TASK STATEMENT »
Copy the data exactly as it appears, and do not include any pictures.

DATASET RECORDS »
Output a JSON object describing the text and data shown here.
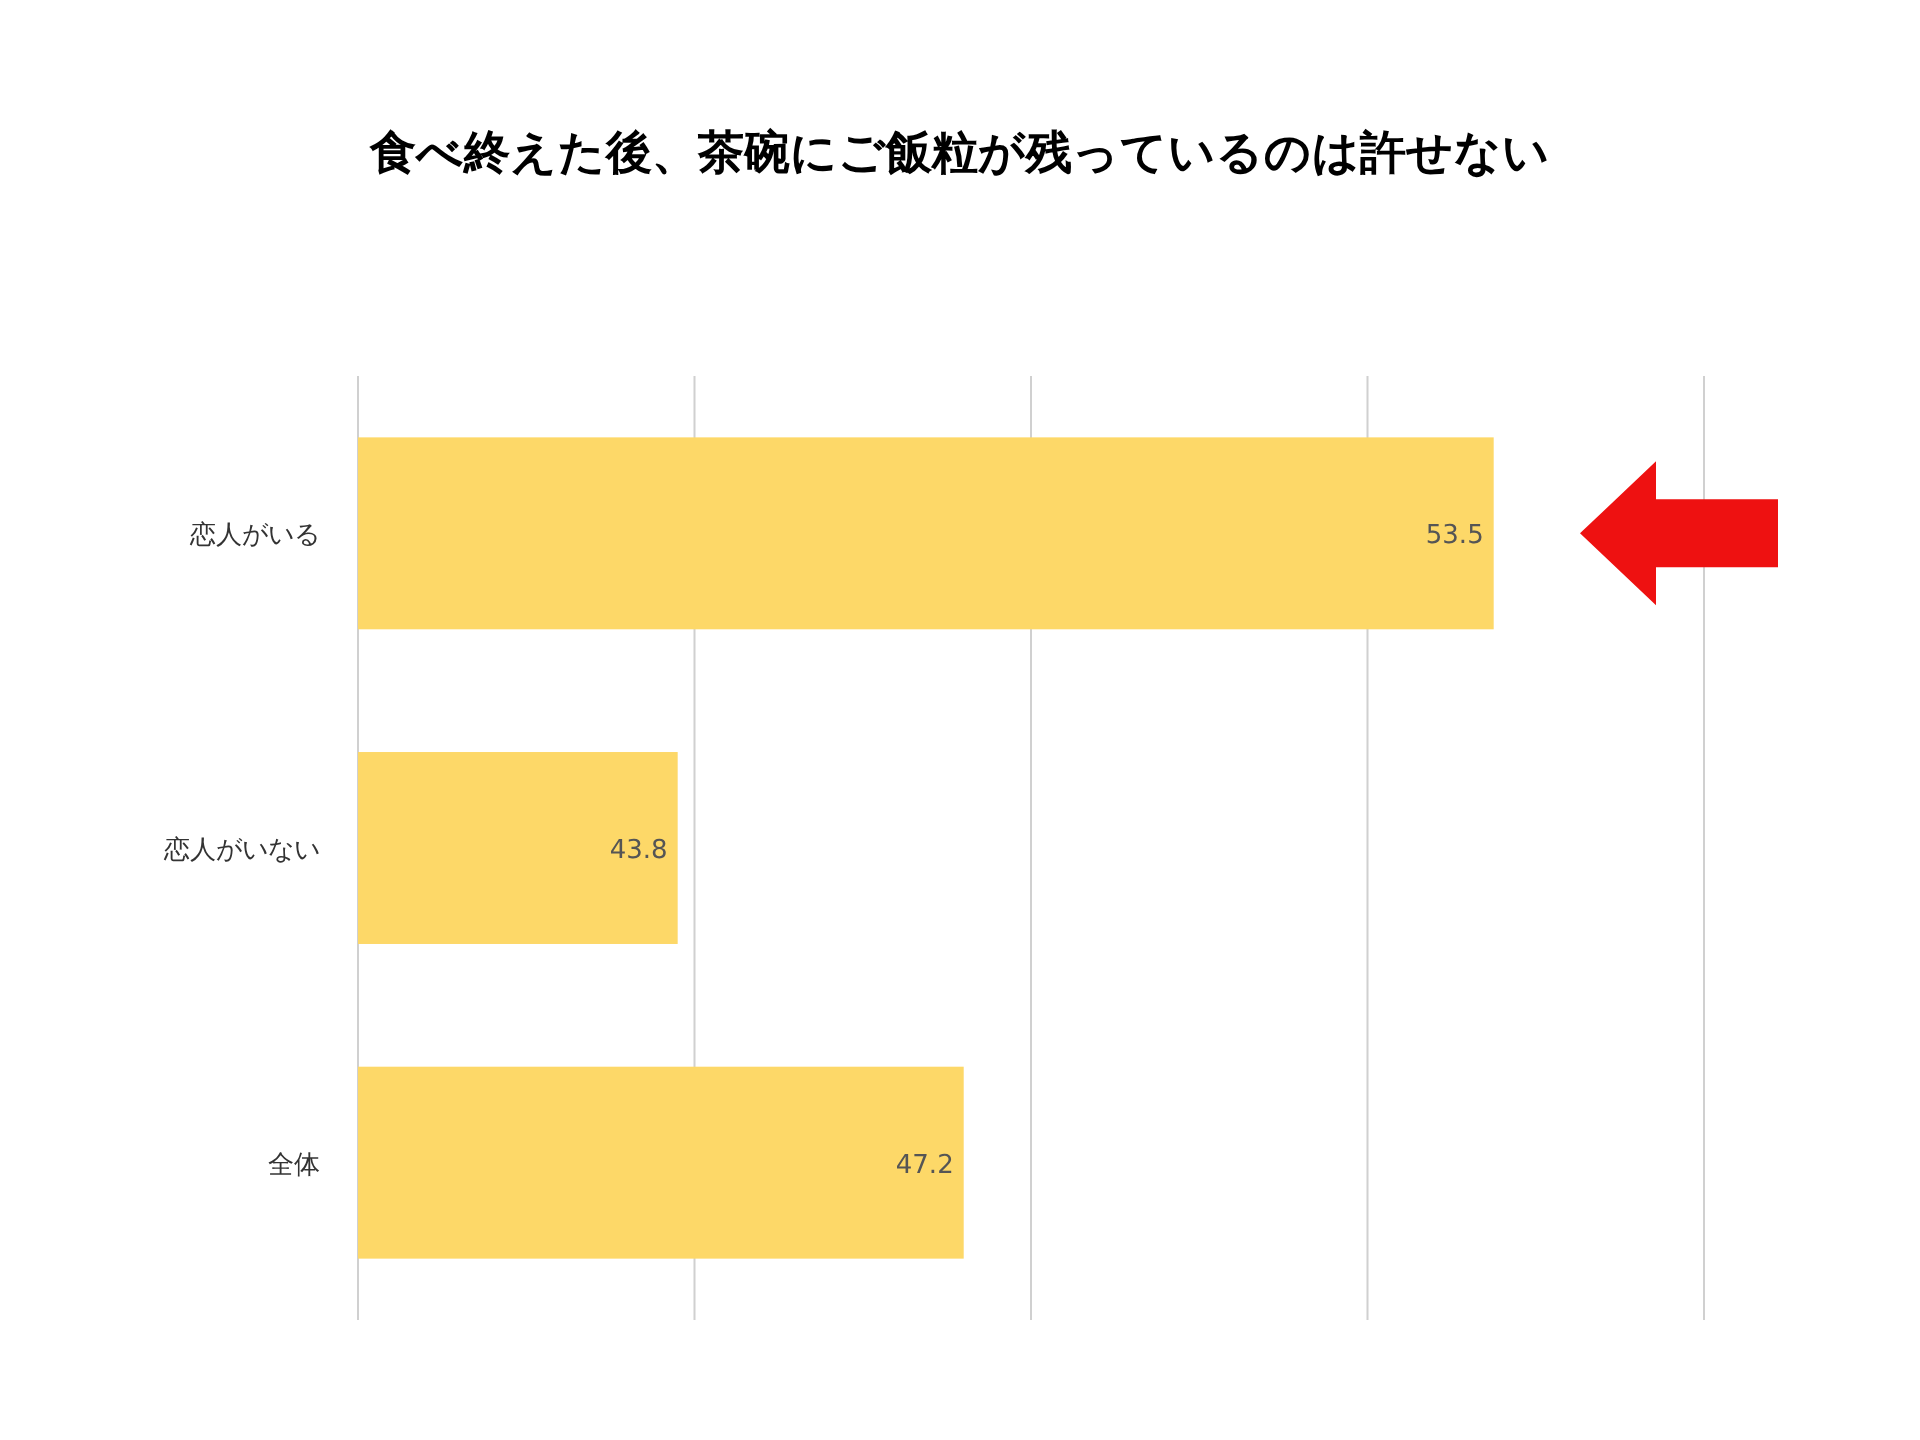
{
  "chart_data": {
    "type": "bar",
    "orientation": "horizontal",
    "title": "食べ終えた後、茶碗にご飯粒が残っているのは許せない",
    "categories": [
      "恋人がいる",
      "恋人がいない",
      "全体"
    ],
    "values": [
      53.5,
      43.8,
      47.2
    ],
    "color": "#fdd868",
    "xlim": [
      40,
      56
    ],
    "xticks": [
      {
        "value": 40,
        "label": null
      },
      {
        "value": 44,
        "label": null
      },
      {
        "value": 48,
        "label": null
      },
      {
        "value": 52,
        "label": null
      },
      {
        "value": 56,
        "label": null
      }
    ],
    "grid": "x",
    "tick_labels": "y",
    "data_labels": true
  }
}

ANSWER FOR THE TASK »
Output a JSON object describing the text and data shown here.
{
  "chart_data": {
    "type": "bar",
    "orientation": "horizontal",
    "title": "食べ終えた後、茶碗にご飯粒が残っているのは許せない",
    "categories": [
      "恋人がいる",
      "恋人がいない",
      "全体"
    ],
    "values": [
      53.5,
      43.8,
      47.2
    ],
    "color": "#fdd868",
    "xlim": [
      40,
      56
    ],
    "xticks": [
      {
        "value": 40,
        "label": null
      },
      {
        "value": 44,
        "label": null
      },
      {
        "value": 48,
        "label": null
      },
      {
        "value": 52,
        "label": null
      },
      {
        "value": 56,
        "label": null
      }
    ],
    "grid": "x",
    "tick_labels": "y",
    "data_labels": true
  }
}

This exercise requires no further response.